**WORK REQUIRED**
Repeat every record below exactly, but leave out any pictures.
=== SUPPLIED DATA ===
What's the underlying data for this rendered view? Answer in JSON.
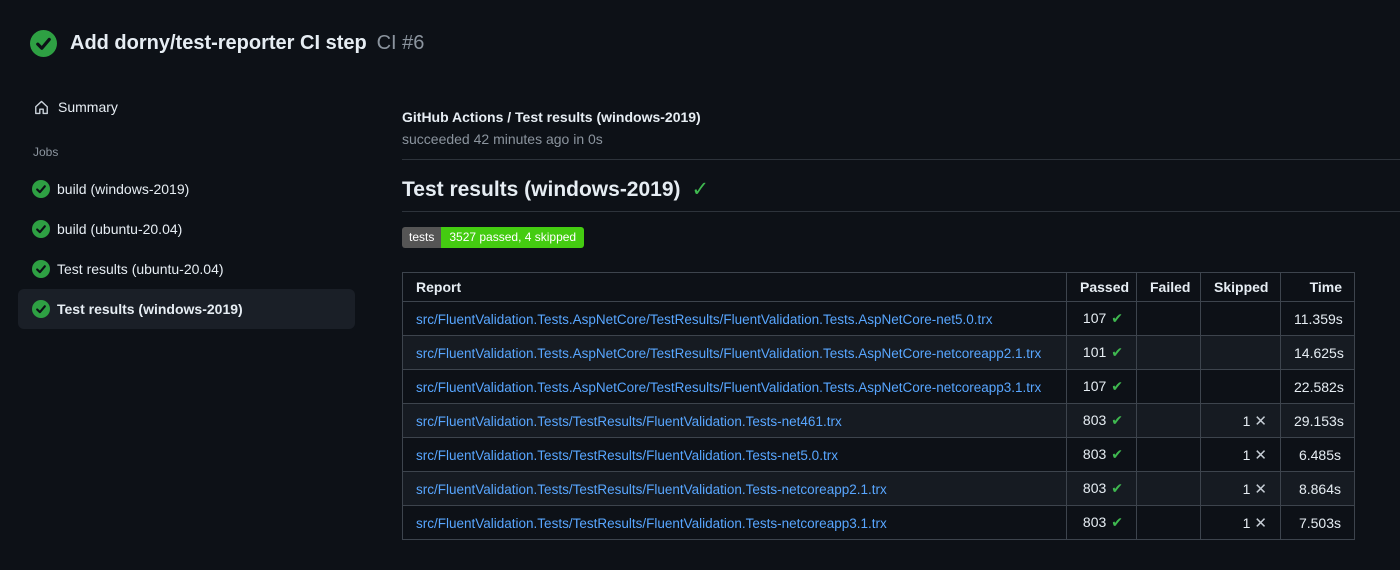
{
  "header": {
    "title": "Add dorny/test-reporter CI step",
    "run_number": "CI #6"
  },
  "sidebar": {
    "summary_label": "Summary",
    "jobs_label": "Jobs",
    "jobs": [
      {
        "label": "build (windows-2019)",
        "selected": false
      },
      {
        "label": "build (ubuntu-20.04)",
        "selected": false
      },
      {
        "label": "Test results (ubuntu-20.04)",
        "selected": false
      },
      {
        "label": "Test results (windows-2019)",
        "selected": true
      }
    ]
  },
  "main": {
    "breadcrumb": "GitHub Actions / Test results (windows-2019)",
    "status_line": "succeeded 42 minutes ago in 0s",
    "section_title": "Test results (windows-2019)",
    "badge": {
      "label": "tests",
      "value": "3527 passed, 4 skipped"
    },
    "table": {
      "columns": [
        "Report",
        "Passed",
        "Failed",
        "Skipped",
        "Time"
      ],
      "rows": [
        {
          "report": "src/FluentValidation.Tests.AspNetCore/TestResults/FluentValidation.Tests.AspNetCore-net5.0.trx",
          "passed": "107",
          "failed": "",
          "skipped": "",
          "time": "11.359s"
        },
        {
          "report": "src/FluentValidation.Tests.AspNetCore/TestResults/FluentValidation.Tests.AspNetCore-netcoreapp2.1.trx",
          "passed": "101",
          "failed": "",
          "skipped": "",
          "time": "14.625s"
        },
        {
          "report": "src/FluentValidation.Tests.AspNetCore/TestResults/FluentValidation.Tests.AspNetCore-netcoreapp3.1.trx",
          "passed": "107",
          "failed": "",
          "skipped": "",
          "time": "22.582s"
        },
        {
          "report": "src/FluentValidation.Tests/TestResults/FluentValidation.Tests-net461.trx",
          "passed": "803",
          "failed": "",
          "skipped": "1",
          "time": "29.153s"
        },
        {
          "report": "src/FluentValidation.Tests/TestResults/FluentValidation.Tests-net5.0.trx",
          "passed": "803",
          "failed": "",
          "skipped": "1",
          "time": "6.485s"
        },
        {
          "report": "src/FluentValidation.Tests/TestResults/FluentValidation.Tests-netcoreapp2.1.trx",
          "passed": "803",
          "failed": "",
          "skipped": "1",
          "time": "8.864s"
        },
        {
          "report": "src/FluentValidation.Tests/TestResults/FluentValidation.Tests-netcoreapp3.1.trx",
          "passed": "803",
          "failed": "",
          "skipped": "1",
          "time": "7.503s"
        }
      ]
    }
  },
  "icons": {
    "check_glyph": "✔",
    "x_glyph": "✕",
    "heading_check_glyph": "✓"
  },
  "colors": {
    "success_circle": "#2ea043",
    "success_check": "#3fb950",
    "badge_label_bg": "#555555",
    "badge_value_bg": "#44cc11",
    "link": "#58a6ff"
  }
}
===
**EXERCISE ANSWER**
What's the underlying data for this rendered view? Answer in JSON.
{
  "header": {
    "title": "Add dorny/test-reporter CI step",
    "run_number": "CI #6"
  },
  "sidebar": {
    "summary_label": "Summary",
    "jobs_label": "Jobs",
    "jobs": [
      {
        "label": "build (windows-2019)",
        "selected": false
      },
      {
        "label": "build (ubuntu-20.04)",
        "selected": false
      },
      {
        "label": "Test results (ubuntu-20.04)",
        "selected": false
      },
      {
        "label": "Test results (windows-2019)",
        "selected": true
      }
    ]
  },
  "main": {
    "breadcrumb": "GitHub Actions / Test results (windows-2019)",
    "status_line": "succeeded 42 minutes ago in 0s",
    "section_title": "Test results (windows-2019)",
    "badge": {
      "label": "tests",
      "value": "3527 passed, 4 skipped"
    },
    "table": {
      "columns": [
        "Report",
        "Passed",
        "Failed",
        "Skipped",
        "Time"
      ],
      "rows": [
        {
          "report": "src/FluentValidation.Tests.AspNetCore/TestResults/FluentValidation.Tests.AspNetCore-net5.0.trx",
          "passed": "107",
          "failed": "",
          "skipped": "",
          "time": "11.359s"
        },
        {
          "report": "src/FluentValidation.Tests.AspNetCore/TestResults/FluentValidation.Tests.AspNetCore-netcoreapp2.1.trx",
          "passed": "101",
          "failed": "",
          "skipped": "",
          "time": "14.625s"
        },
        {
          "report": "src/FluentValidation.Tests.AspNetCore/TestResults/FluentValidation.Tests.AspNetCore-netcoreapp3.1.trx",
          "passed": "107",
          "failed": "",
          "skipped": "",
          "time": "22.582s"
        },
        {
          "report": "src/FluentValidation.Tests/TestResults/FluentValidation.Tests-net461.trx",
          "passed": "803",
          "failed": "",
          "skipped": "1",
          "time": "29.153s"
        },
        {
          "report": "src/FluentValidation.Tests/TestResults/FluentValidation.Tests-net5.0.trx",
          "passed": "803",
          "failed": "",
          "skipped": "1",
          "time": "6.485s"
        },
        {
          "report": "src/FluentValidation.Tests/TestResults/FluentValidation.Tests-netcoreapp2.1.trx",
          "passed": "803",
          "failed": "",
          "skipped": "1",
          "time": "8.864s"
        },
        {
          "report": "src/FluentValidation.Tests/TestResults/FluentValidation.Tests-netcoreapp3.1.trx",
          "passed": "803",
          "failed": "",
          "skipped": "1",
          "time": "7.503s"
        }
      ]
    }
  },
  "icons": {
    "check_glyph": "✔",
    "x_glyph": "✕",
    "heading_check_glyph": "✓"
  },
  "colors": {
    "success_circle": "#2ea043",
    "success_check": "#3fb950",
    "badge_label_bg": "#555555",
    "badge_value_bg": "#44cc11",
    "link": "#58a6ff"
  }
}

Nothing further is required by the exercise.